(Stored items from a collection)
----------

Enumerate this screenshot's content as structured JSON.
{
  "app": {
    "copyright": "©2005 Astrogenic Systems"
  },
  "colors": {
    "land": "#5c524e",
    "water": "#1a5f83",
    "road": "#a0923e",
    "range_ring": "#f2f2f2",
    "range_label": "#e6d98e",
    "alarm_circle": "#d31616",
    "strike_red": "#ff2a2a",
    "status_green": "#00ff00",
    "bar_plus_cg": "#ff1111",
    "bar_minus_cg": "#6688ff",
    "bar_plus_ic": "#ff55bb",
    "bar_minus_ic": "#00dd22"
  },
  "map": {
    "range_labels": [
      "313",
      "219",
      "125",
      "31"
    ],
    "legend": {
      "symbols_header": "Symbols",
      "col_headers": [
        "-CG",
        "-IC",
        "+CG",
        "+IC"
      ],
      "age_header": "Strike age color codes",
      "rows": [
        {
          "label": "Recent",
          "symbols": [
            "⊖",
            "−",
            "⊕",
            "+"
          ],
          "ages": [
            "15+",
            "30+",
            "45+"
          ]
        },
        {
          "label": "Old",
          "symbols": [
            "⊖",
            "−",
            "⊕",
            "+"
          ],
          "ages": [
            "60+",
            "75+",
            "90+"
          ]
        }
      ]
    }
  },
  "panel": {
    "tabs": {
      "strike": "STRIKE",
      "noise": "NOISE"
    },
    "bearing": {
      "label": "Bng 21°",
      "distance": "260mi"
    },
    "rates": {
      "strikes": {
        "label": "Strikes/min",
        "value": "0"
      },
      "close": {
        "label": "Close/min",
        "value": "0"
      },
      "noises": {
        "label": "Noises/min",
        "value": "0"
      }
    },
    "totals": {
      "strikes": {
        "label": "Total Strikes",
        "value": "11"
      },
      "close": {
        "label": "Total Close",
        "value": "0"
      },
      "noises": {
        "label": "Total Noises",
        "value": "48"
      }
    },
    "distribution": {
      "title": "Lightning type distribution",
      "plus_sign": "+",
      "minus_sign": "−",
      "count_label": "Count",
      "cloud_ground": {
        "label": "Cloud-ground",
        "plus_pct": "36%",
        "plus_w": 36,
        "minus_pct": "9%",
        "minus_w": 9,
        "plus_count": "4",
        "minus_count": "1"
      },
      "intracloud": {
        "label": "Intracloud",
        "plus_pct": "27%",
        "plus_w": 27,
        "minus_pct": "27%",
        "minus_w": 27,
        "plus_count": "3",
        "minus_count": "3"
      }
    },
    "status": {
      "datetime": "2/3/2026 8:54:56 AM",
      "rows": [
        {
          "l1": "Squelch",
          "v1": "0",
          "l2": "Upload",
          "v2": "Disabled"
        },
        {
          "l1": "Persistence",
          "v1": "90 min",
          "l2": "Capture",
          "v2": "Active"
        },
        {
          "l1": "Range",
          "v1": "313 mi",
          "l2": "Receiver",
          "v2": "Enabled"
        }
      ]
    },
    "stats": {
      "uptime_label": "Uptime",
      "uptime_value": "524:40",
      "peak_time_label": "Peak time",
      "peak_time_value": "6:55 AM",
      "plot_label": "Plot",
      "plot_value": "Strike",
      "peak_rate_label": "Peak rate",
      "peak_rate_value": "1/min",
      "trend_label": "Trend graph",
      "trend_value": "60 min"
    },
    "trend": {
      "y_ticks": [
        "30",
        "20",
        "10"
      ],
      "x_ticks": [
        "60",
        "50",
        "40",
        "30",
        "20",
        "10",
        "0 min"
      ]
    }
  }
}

----------

Output the records above in their entirety, exactly.

Enumerate this screenshot's content as structured JSON.
{
  "app": {
    "copyright": "©2005 Astrogenic Systems"
  },
  "colors": {
    "land": "#5c524e",
    "water": "#1a5f83",
    "road": "#a0923e",
    "range_ring": "#f2f2f2",
    "range_label": "#e6d98e",
    "alarm_circle": "#d31616",
    "strike_red": "#ff2a2a",
    "status_green": "#00ff00",
    "bar_plus_cg": "#ff1111",
    "bar_minus_cg": "#6688ff",
    "bar_plus_ic": "#ff55bb",
    "bar_minus_ic": "#00dd22"
  },
  "map": {
    "range_labels": [
      "313",
      "219",
      "125",
      "31"
    ],
    "legend": {
      "symbols_header": "Symbols",
      "col_headers": [
        "-CG",
        "-IC",
        "+CG",
        "+IC"
      ],
      "age_header": "Strike age color codes",
      "rows": [
        {
          "label": "Recent",
          "symbols": [
            "⊖",
            "−",
            "⊕",
            "+"
          ],
          "ages": [
            "15+",
            "30+",
            "45+"
          ]
        },
        {
          "label": "Old",
          "symbols": [
            "⊖",
            "−",
            "⊕",
            "+"
          ],
          "ages": [
            "60+",
            "75+",
            "90+"
          ]
        }
      ]
    }
  },
  "panel": {
    "tabs": {
      "strike": "STRIKE",
      "noise": "NOISE"
    },
    "bearing": {
      "label": "Bng 21°",
      "distance": "260mi"
    },
    "rates": {
      "strikes": {
        "label": "Strikes/min",
        "value": "0"
      },
      "close": {
        "label": "Close/min",
        "value": "0"
      },
      "noises": {
        "label": "Noises/min",
        "value": "0"
      }
    },
    "totals": {
      "strikes": {
        "label": "Total Strikes",
        "value": "11"
      },
      "close": {
        "label": "Total Close",
        "value": "0"
      },
      "noises": {
        "label": "Total Noises",
        "value": "48"
      }
    },
    "distribution": {
      "title": "Lightning type distribution",
      "plus_sign": "+",
      "minus_sign": "−",
      "count_label": "Count",
      "cloud_ground": {
        "label": "Cloud-ground",
        "plus_pct": "36%",
        "plus_w": 36,
        "minus_pct": "9%",
        "minus_w": 9,
        "plus_count": "4",
        "minus_count": "1"
      },
      "intracloud": {
        "label": "Intracloud",
        "plus_pct": "27%",
        "plus_w": 27,
        "minus_pct": "27%",
        "minus_w": 27,
        "plus_count": "3",
        "minus_count": "3"
      }
    },
    "status": {
      "datetime": "2/3/2026 8:54:56 AM",
      "rows": [
        {
          "l1": "Squelch",
          "v1": "0",
          "l2": "Upload",
          "v2": "Disabled"
        },
        {
          "l1": "Persistence",
          "v1": "90 min",
          "l2": "Capture",
          "v2": "Active"
        },
        {
          "l1": "Range",
          "v1": "313 mi",
          "l2": "Receiver",
          "v2": "Enabled"
        }
      ]
    },
    "stats": {
      "uptime_label": "Uptime",
      "uptime_value": "524:40",
      "peak_time_label": "Peak time",
      "peak_time_value": "6:55 AM",
      "plot_label": "Plot",
      "plot_value": "Strike",
      "peak_rate_label": "Peak rate",
      "peak_rate_value": "1/min",
      "trend_label": "Trend graph",
      "trend_value": "60 min"
    },
    "trend": {
      "y_ticks": [
        "30",
        "20",
        "10"
      ],
      "x_ticks": [
        "60",
        "50",
        "40",
        "30",
        "20",
        "10",
        "0 min"
      ]
    }
  }
}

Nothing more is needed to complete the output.